Your task
Reproduce every line in the listing that contains the word "Field".

(Data items)
(begin)

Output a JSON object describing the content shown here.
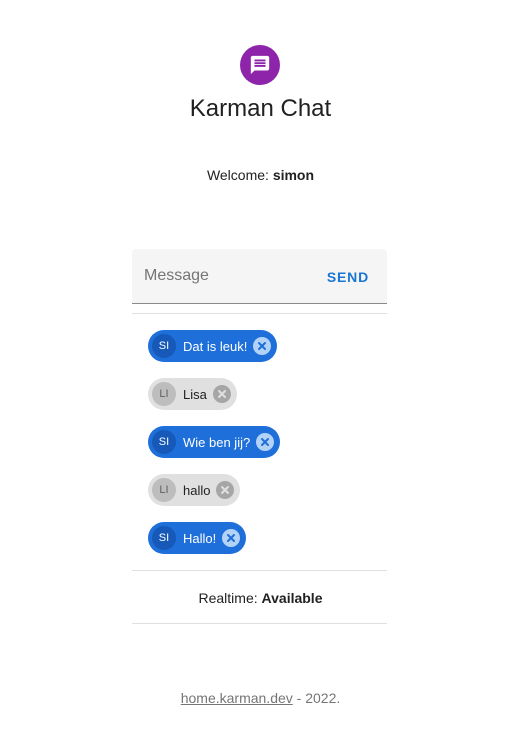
{
  "app": {
    "title": "Karman Chat",
    "icon": "chat-bubble-icon",
    "accent_color": "#8e24aa"
  },
  "welcome": {
    "label": "Welcome:",
    "user": "simon"
  },
  "composer": {
    "placeholder": "Message",
    "value": "",
    "send_label": "SEND"
  },
  "messages": [
    {
      "initials": "SI",
      "text": "Dat is leuk!",
      "self": true
    },
    {
      "initials": "LI",
      "text": "Lisa",
      "self": false
    },
    {
      "initials": "SI",
      "text": "Wie ben jij?",
      "self": true
    },
    {
      "initials": "LI",
      "text": "hallo",
      "self": false
    },
    {
      "initials": "SI",
      "text": "Hallo!",
      "self": true
    }
  ],
  "realtime": {
    "label": "Realtime:",
    "status": "Available"
  },
  "footer": {
    "link_text": "home.karman.dev",
    "suffix": " - 2022."
  },
  "colors": {
    "self_chip": "#1e6fd9",
    "other_chip": "#e0e0e0",
    "send": "#1976d2"
  }
}
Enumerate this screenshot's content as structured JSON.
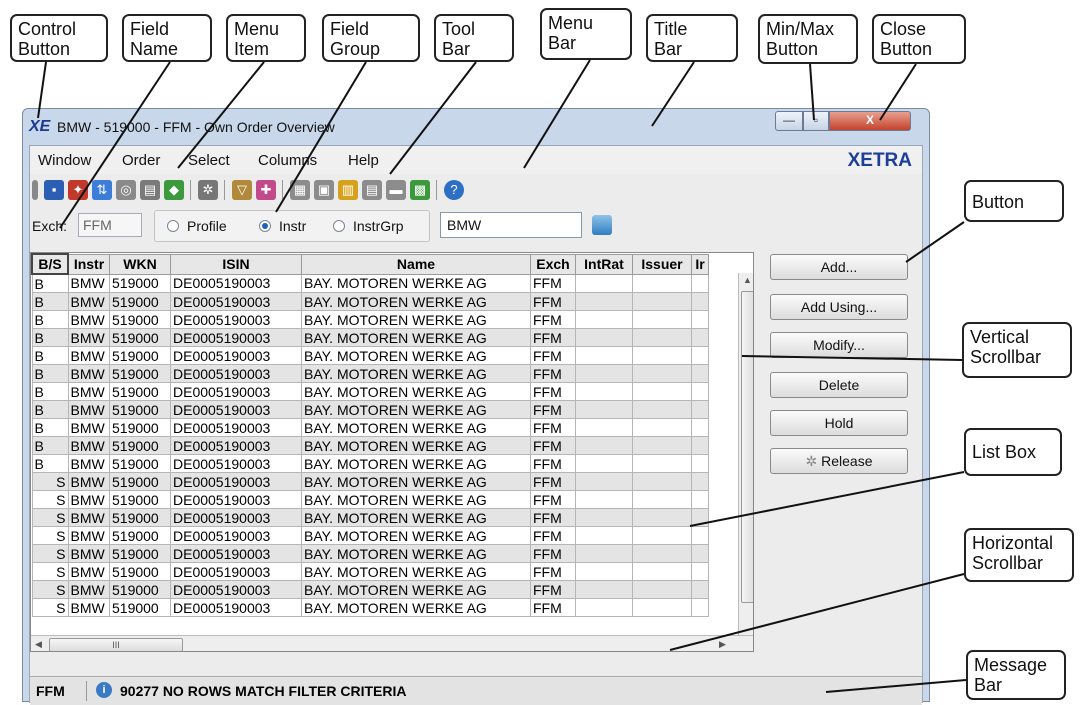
{
  "callouts": {
    "control_button": "Control\nButton",
    "field_name": "Field\nName",
    "menu_item": "Menu\nItem",
    "field_group": "Field\nGroup",
    "tool_bar": "Tool\nBar",
    "menu_bar": "Menu\nBar",
    "title_bar": "Title\nBar",
    "minmax_button": "Min/Max\nButton",
    "close_button": "Close\nButton",
    "button": "Button",
    "vertical_scrollbar": "Vertical\nScrollbar",
    "list_box": "List Box",
    "horizontal_scrollbar": "Horizontal\nScrollbar",
    "message_bar": "Message\nBar"
  },
  "window": {
    "logo": "XE",
    "title": "BMW - 519000 - FFM - Own Order Overview",
    "min_glyph": "—",
    "max_glyph": "▫",
    "close_glyph": "X"
  },
  "menu": {
    "items": [
      "Window",
      "Order",
      "Select",
      "Columns",
      "Help"
    ],
    "brand": "XETRA"
  },
  "toolbar_icons": [
    "save-icon",
    "export-icon",
    "sort-icon",
    "view-icon",
    "print-icon",
    "upload-icon",
    "settings-icon",
    "filter-icon",
    "refresh-icon",
    "grid-icon",
    "copy-icon",
    "columns-icon",
    "table-icon",
    "panel-icon",
    "chart-icon",
    "help-icon"
  ],
  "filter": {
    "exch_label": "Exch:",
    "exch_value": "FFM",
    "radio_profile": "Profile",
    "radio_instr": "Instr",
    "radio_instrgrp": "InstrGrp",
    "selected": "Instr",
    "instrument_value": "BMW"
  },
  "table": {
    "columns": [
      "B/S",
      "Instr",
      "WKN",
      "ISIN",
      "Name",
      "Exch",
      "IntRat",
      "Issuer",
      "Ir"
    ],
    "rows": [
      [
        "B",
        "BMW",
        "519000",
        "DE0005190003",
        "BAY. MOTOREN WERKE AG",
        "FFM",
        "",
        "",
        ""
      ],
      [
        "B",
        "BMW",
        "519000",
        "DE0005190003",
        "BAY. MOTOREN WERKE AG",
        "FFM",
        "",
        "",
        ""
      ],
      [
        "B",
        "BMW",
        "519000",
        "DE0005190003",
        "BAY. MOTOREN WERKE AG",
        "FFM",
        "",
        "",
        ""
      ],
      [
        "B",
        "BMW",
        "519000",
        "DE0005190003",
        "BAY. MOTOREN WERKE AG",
        "FFM",
        "",
        "",
        ""
      ],
      [
        "B",
        "BMW",
        "519000",
        "DE0005190003",
        "BAY. MOTOREN WERKE AG",
        "FFM",
        "",
        "",
        ""
      ],
      [
        "B",
        "BMW",
        "519000",
        "DE0005190003",
        "BAY. MOTOREN WERKE AG",
        "FFM",
        "",
        "",
        ""
      ],
      [
        "B",
        "BMW",
        "519000",
        "DE0005190003",
        "BAY. MOTOREN WERKE AG",
        "FFM",
        "",
        "",
        ""
      ],
      [
        "B",
        "BMW",
        "519000",
        "DE0005190003",
        "BAY. MOTOREN WERKE AG",
        "FFM",
        "",
        "",
        ""
      ],
      [
        "B",
        "BMW",
        "519000",
        "DE0005190003",
        "BAY. MOTOREN WERKE AG",
        "FFM",
        "",
        "",
        ""
      ],
      [
        "B",
        "BMW",
        "519000",
        "DE0005190003",
        "BAY. MOTOREN WERKE AG",
        "FFM",
        "",
        "",
        ""
      ],
      [
        "B",
        "BMW",
        "519000",
        "DE0005190003",
        "BAY. MOTOREN WERKE AG",
        "FFM",
        "",
        "",
        ""
      ],
      [
        "S",
        "BMW",
        "519000",
        "DE0005190003",
        "BAY. MOTOREN WERKE AG",
        "FFM",
        "",
        "",
        ""
      ],
      [
        "S",
        "BMW",
        "519000",
        "DE0005190003",
        "BAY. MOTOREN WERKE AG",
        "FFM",
        "",
        "",
        ""
      ],
      [
        "S",
        "BMW",
        "519000",
        "DE0005190003",
        "BAY. MOTOREN WERKE AG",
        "FFM",
        "",
        "",
        ""
      ],
      [
        "S",
        "BMW",
        "519000",
        "DE0005190003",
        "BAY. MOTOREN WERKE AG",
        "FFM",
        "",
        "",
        ""
      ],
      [
        "S",
        "BMW",
        "519000",
        "DE0005190003",
        "BAY. MOTOREN WERKE AG",
        "FFM",
        "",
        "",
        ""
      ],
      [
        "S",
        "BMW",
        "519000",
        "DE0005190003",
        "BAY. MOTOREN WERKE AG",
        "FFM",
        "",
        "",
        ""
      ],
      [
        "S",
        "BMW",
        "519000",
        "DE0005190003",
        "BAY. MOTOREN WERKE AG",
        "FFM",
        "",
        "",
        ""
      ],
      [
        "S",
        "BMW",
        "519000",
        "DE0005190003",
        "BAY. MOTOREN WERKE AG",
        "FFM",
        "",
        "",
        ""
      ]
    ]
  },
  "buttons": {
    "add": "Add...",
    "add_using": "Add Using...",
    "modify": "Modify...",
    "delete": "Delete",
    "hold": "Hold",
    "release": "Release"
  },
  "statusbar": {
    "exchange": "FFM",
    "message": "90277 NO ROWS MATCH FILTER CRITERIA"
  },
  "colors": {
    "brand": "#1d3f99",
    "close": "#c4422b",
    "row_alt": "#e4e4e4"
  }
}
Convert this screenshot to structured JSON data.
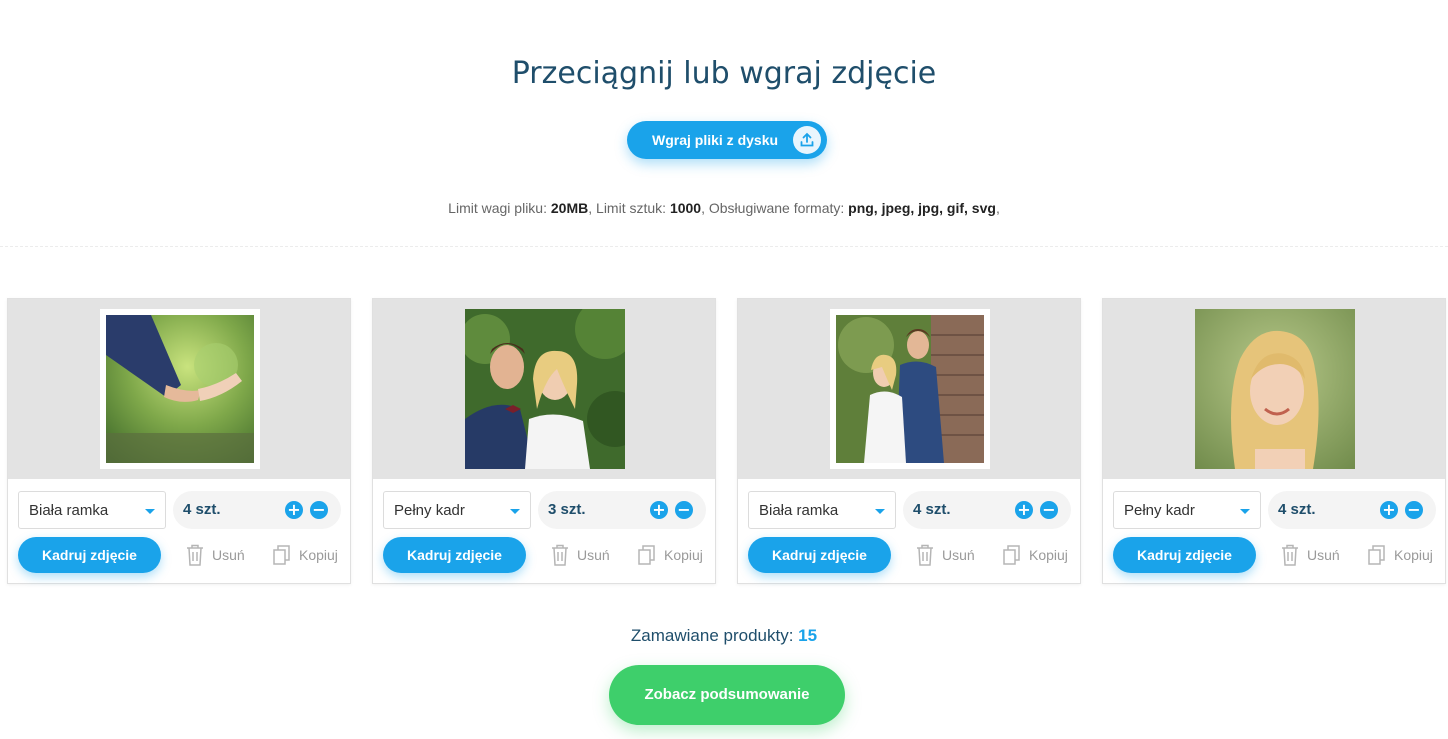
{
  "header": {
    "title": "Przeciągnij lub wgraj zdjęcie",
    "upload_button": "Wgraj pliki z dysku",
    "upload_icon": "upload-icon"
  },
  "limits": {
    "size_label": "Limit wagi pliku:",
    "size_value": "20MB",
    "count_label": ", Limit sztuk:",
    "count_value": "1000",
    "formats_label": ", Obsługiwane formaty:",
    "formats_value": "png, jpeg, jpg, gif, svg",
    "trailing": ","
  },
  "cards": [
    {
      "variant": "Biała ramka",
      "quantity": "4 szt.",
      "crop": "Kadruj zdjęcie",
      "delete": "Usuń",
      "copy": "Kopiuj"
    },
    {
      "variant": "Pełny kadr",
      "quantity": "3 szt.",
      "crop": "Kadruj zdjęcie",
      "delete": "Usuń",
      "copy": "Kopiuj"
    },
    {
      "variant": "Biała ramka",
      "quantity": "4 szt.",
      "crop": "Kadruj zdjęcie",
      "delete": "Usuń",
      "copy": "Kopiuj"
    },
    {
      "variant": "Pełny kadr",
      "quantity": "4 szt.",
      "crop": "Kadruj zdjęcie",
      "delete": "Usuń",
      "copy": "Kopiuj"
    }
  ],
  "summary": {
    "ordered_label": "Zamawiane produkty:",
    "ordered_count": "15",
    "button": "Zobacz podsumowanie"
  },
  "colors": {
    "accent": "#1aa3ea",
    "title": "#1f4e6b",
    "success": "#3ecf6b"
  }
}
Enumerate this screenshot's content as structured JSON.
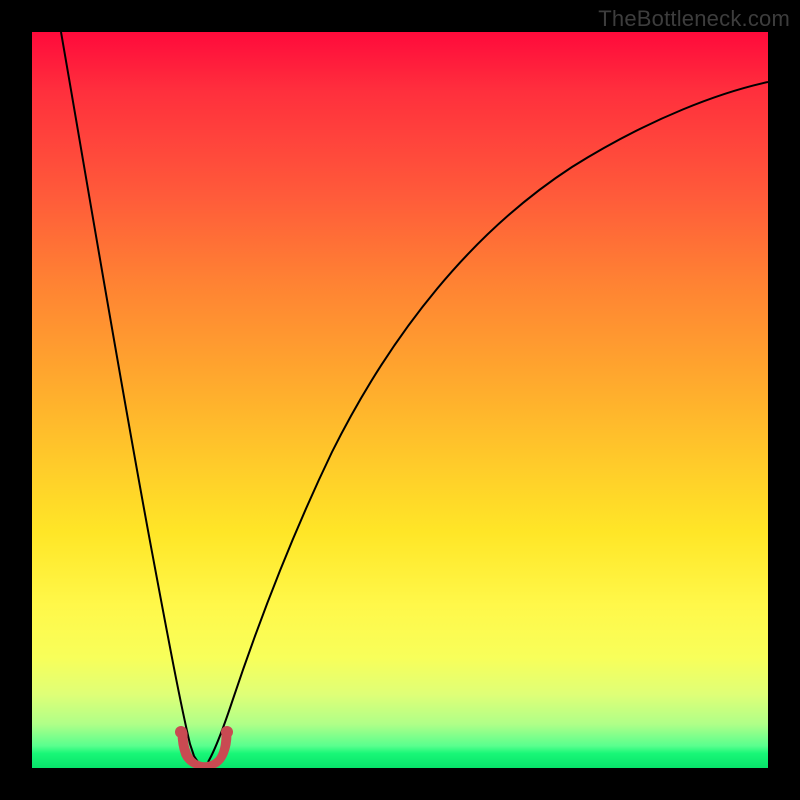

(end)

Result
    "field_name": "Field\nName",
    "field_group": "Field\nGroup",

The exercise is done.